Segment Start: EXCERPTED DATA

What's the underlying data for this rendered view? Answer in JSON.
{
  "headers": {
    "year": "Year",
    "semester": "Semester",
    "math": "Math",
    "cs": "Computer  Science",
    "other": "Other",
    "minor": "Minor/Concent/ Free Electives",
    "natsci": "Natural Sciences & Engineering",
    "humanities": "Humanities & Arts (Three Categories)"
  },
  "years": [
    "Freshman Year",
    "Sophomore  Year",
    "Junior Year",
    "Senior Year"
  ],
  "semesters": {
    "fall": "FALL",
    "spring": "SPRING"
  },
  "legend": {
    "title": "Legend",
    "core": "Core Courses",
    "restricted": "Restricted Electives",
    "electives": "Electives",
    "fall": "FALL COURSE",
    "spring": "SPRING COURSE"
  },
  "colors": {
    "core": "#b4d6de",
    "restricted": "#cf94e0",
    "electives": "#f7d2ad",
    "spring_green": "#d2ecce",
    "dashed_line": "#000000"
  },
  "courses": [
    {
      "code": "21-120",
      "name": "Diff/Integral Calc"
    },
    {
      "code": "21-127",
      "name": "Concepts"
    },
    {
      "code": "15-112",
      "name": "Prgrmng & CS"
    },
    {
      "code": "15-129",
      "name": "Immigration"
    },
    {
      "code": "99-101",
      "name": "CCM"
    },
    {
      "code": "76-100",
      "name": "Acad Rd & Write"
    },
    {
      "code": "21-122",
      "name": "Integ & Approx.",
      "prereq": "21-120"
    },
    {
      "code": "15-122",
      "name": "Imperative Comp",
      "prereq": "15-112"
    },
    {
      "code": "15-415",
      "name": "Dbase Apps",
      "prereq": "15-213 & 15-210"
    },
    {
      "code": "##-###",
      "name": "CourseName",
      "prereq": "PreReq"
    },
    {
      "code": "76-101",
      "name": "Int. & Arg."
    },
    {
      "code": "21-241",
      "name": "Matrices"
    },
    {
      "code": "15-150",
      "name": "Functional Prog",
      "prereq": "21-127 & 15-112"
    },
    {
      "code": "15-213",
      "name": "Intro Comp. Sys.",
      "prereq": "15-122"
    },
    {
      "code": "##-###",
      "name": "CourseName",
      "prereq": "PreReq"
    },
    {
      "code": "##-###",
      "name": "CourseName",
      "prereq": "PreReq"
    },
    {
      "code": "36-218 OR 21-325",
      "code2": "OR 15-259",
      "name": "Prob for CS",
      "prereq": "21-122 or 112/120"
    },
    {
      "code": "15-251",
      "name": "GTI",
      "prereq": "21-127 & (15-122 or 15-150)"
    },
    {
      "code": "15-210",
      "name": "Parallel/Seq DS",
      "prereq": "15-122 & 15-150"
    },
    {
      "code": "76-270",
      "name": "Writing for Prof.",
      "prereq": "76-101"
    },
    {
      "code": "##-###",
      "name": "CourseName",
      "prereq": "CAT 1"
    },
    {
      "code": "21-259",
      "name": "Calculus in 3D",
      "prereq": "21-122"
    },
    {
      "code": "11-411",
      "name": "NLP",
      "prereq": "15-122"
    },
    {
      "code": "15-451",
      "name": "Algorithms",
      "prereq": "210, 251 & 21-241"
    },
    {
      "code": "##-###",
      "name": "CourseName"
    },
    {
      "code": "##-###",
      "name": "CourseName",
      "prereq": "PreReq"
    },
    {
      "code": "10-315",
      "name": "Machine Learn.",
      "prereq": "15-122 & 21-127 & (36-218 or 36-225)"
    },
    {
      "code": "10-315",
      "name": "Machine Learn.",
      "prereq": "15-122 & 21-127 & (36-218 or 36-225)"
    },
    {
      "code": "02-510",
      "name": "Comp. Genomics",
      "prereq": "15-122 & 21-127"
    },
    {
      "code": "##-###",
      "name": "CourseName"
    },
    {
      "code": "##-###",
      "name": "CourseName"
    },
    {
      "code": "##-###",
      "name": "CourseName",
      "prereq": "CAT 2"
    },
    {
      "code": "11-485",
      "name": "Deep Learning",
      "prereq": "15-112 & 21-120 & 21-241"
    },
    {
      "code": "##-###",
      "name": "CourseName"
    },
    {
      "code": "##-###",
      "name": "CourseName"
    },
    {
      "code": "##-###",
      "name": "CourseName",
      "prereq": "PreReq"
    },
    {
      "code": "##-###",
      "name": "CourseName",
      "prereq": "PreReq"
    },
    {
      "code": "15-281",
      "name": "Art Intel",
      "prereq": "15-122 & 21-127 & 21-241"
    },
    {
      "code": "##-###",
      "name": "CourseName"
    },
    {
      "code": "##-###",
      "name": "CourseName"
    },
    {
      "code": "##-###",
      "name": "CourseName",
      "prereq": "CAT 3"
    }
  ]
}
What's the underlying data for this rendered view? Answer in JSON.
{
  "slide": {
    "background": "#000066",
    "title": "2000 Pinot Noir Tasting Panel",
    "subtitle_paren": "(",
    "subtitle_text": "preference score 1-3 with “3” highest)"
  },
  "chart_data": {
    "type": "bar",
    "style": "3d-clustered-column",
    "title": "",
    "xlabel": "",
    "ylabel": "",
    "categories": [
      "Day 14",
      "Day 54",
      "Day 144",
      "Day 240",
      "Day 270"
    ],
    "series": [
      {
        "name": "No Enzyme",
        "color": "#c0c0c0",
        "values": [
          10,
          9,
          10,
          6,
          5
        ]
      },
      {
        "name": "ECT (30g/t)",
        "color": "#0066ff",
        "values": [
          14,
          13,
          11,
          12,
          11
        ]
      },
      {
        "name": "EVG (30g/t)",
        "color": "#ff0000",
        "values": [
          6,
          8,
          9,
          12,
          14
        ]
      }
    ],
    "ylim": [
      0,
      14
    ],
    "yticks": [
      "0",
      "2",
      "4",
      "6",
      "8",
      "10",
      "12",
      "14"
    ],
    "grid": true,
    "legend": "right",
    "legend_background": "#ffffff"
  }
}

Segment End: EXCERPTED DATA

__TASK PROMPT__.
The complete listing is to be repeated exactly.

__ANSWER BOX__.
What's the underlying data for this rendered view? Answer in JSON.
{
  "headers": {
    "year": "Year",
    "semester": "Semester",
    "math": "Math",
    "cs": "Computer  Science",
    "other": "Other",
    "minor": "Minor/Concent/ Free Electives",
    "natsci": "Natural Sciences & Engineering",
    "humanities": "Humanities & Arts (Three Categories)"
  },
  "years": [
    "Freshman Year",
    "Sophomore  Year",
    "Junior Year",
    "Senior Year"
  ],
  "semesters": {
    "fall": "FALL",
    "spring": "SPRING"
  },
  "legend": {
    "title": "Legend",
    "core": "Core Courses",
    "restricted": "Restricted Electives",
    "electives": "Electives",
    "fall": "FALL COURSE",
    "spring": "SPRING COURSE"
  },
  "colors": {
    "core": "#b4d6de",
    "restricted": "#cf94e0",
    "electives": "#f7d2ad",
    "spring_green": "#d2ecce",
    "dashed_line": "#000000"
  },
  "courses": [
    {
      "code": "21-120",
      "name": "Diff/Integral Calc"
    },
    {
      "code": "21-127",
      "name": "Concepts"
    },
    {
      "code": "15-112",
      "name": "Prgrmng & CS"
    },
    {
      "code": "15-129",
      "name": "Immigration"
    },
    {
      "code": "99-101",
      "name": "CCM"
    },
    {
      "code": "76-100",
      "name": "Acad Rd & Write"
    },
    {
      "code": "21-122",
      "name": "Integ & Approx.",
      "prereq": "21-120"
    },
    {
      "code": "15-122",
      "name": "Imperative Comp",
      "prereq": "15-112"
    },
    {
      "code": "15-415",
      "name": "Dbase Apps",
      "prereq": "15-213 & 15-210"
    },
    {
      "code": "##-###",
      "name": "CourseName",
      "prereq": "PreReq"
    },
    {
      "code": "76-101",
      "name": "Int. & Arg."
    },
    {
      "code": "21-241",
      "name": "Matrices"
    },
    {
      "code": "15-150",
      "name": "Functional Prog",
      "prereq": "21-127 & 15-112"
    },
    {
      "code": "15-213",
      "name": "Intro Comp. Sys.",
      "prereq": "15-122"
    },
    {
      "code": "##-###",
      "name": "CourseName",
      "prereq": "PreReq"
    },
    {
      "code": "##-###",
      "name": "CourseName",
      "prereq": "PreReq"
    },
    {
      "code": "36-218 OR 21-325",
      "code2": "OR 15-259",
      "name": "Prob for CS",
      "prereq": "21-122 or 112/120"
    },
    {
      "code": "15-251",
      "name": "GTI",
      "prereq": "21-127 & (15-122 or 15-150)"
    },
    {
      "code": "15-210",
      "name": "Parallel/Seq DS",
      "prereq": "15-122 & 15-150"
    },
    {
      "code": "76-270",
      "name": "Writing for Prof.",
      "prereq": "76-101"
    },
    {
      "code": "##-###",
      "name": "CourseName",
      "prereq": "CAT 1"
    },
    {
      "code": "21-259",
      "name": "Calculus in 3D",
      "prereq": "21-122"
    },
    {
      "code": "11-411",
      "name": "NLP",
      "prereq": "15-122"
    },
    {
      "code": "15-451",
      "name": "Algorithms",
      "prereq": "210, 251 & 21-241"
    },
    {
      "code": "##-###",
      "name": "CourseName"
    },
    {
      "code": "##-###",
      "name": "CourseName",
      "prereq": "PreReq"
    },
    {
      "code": "10-315",
      "name": "Machine Learn.",
      "prereq": "15-122 & 21-127 & (36-218 or 36-225)"
    },
    {
      "code": "10-315",
      "name": "Machine Learn.",
      "prereq": "15-122 & 21-127 & (36-218 or 36-225)"
    },
    {
      "code": "02-510",
      "name": "Comp. Genomics",
      "prereq": "15-122 & 21-127"
    },
    {
      "code": "##-###",
      "name": "CourseName"
    },
    {
      "code": "##-###",
      "name": "CourseName"
    },
    {
      "code": "##-###",
      "name": "CourseName",
      "prereq": "CAT 2"
    },
    {
      "code": "11-485",
      "name": "Deep Learning",
      "prereq": "15-112 & 21-120 & 21-241"
    },
    {
      "code": "##-###",
      "name": "CourseName"
    },
    {
      "code": "##-###",
      "name": "CourseName"
    },
    {
      "code": "##-###",
      "name": "CourseName",
      "prereq": "PreReq"
    },
    {
      "code": "##-###",
      "name": "CourseName",
      "prereq": "PreReq"
    },
    {
      "code": "15-281",
      "name": "Art Intel",
      "prereq": "15-122 & 21-127 & 21-241"
    },
    {
      "code": "##-###",
      "name": "CourseName"
    },
    {
      "code": "##-###",
      "name": "CourseName"
    },
    {
      "code": "##-###",
      "name": "CourseName",
      "prereq": "CAT 3"
    }
  ]
}
What's the underlying data for this rendered view? Answer in JSON.
{
  "slide": {
    "background": "#000066",
    "title": "2000 Pinot Noir Tasting Panel",
    "subtitle_paren": "(",
    "subtitle_text": "preference score 1-3 with “3” highest)"
  },
  "chart_data": {
    "type": "bar",
    "style": "3d-clustered-column",
    "title": "",
    "xlabel": "",
    "ylabel": "",
    "categories": [
      "Day 14",
      "Day 54",
      "Day 144",
      "Day 240",
      "Day 270"
    ],
    "series": [
      {
        "name": "No Enzyme",
        "color": "#c0c0c0",
        "values": [
          10,
          9,
          10,
          6,
          5
        ]
      },
      {
        "name": "ECT (30g/t)",
        "color": "#0066ff",
        "values": [
          14,
          13,
          11,
          12,
          11
        ]
      },
      {
        "name": "EVG (30g/t)",
        "color": "#ff0000",
        "values": [
          6,
          8,
          9,
          12,
          14
        ]
      }
    ],
    "ylim": [
      0,
      14
    ],
    "yticks": [
      "0",
      "2",
      "4",
      "6",
      "8",
      "10",
      "12",
      "14"
    ],
    "grid": true,
    "legend": "right",
    "legend_background": "#ffffff"
  }
}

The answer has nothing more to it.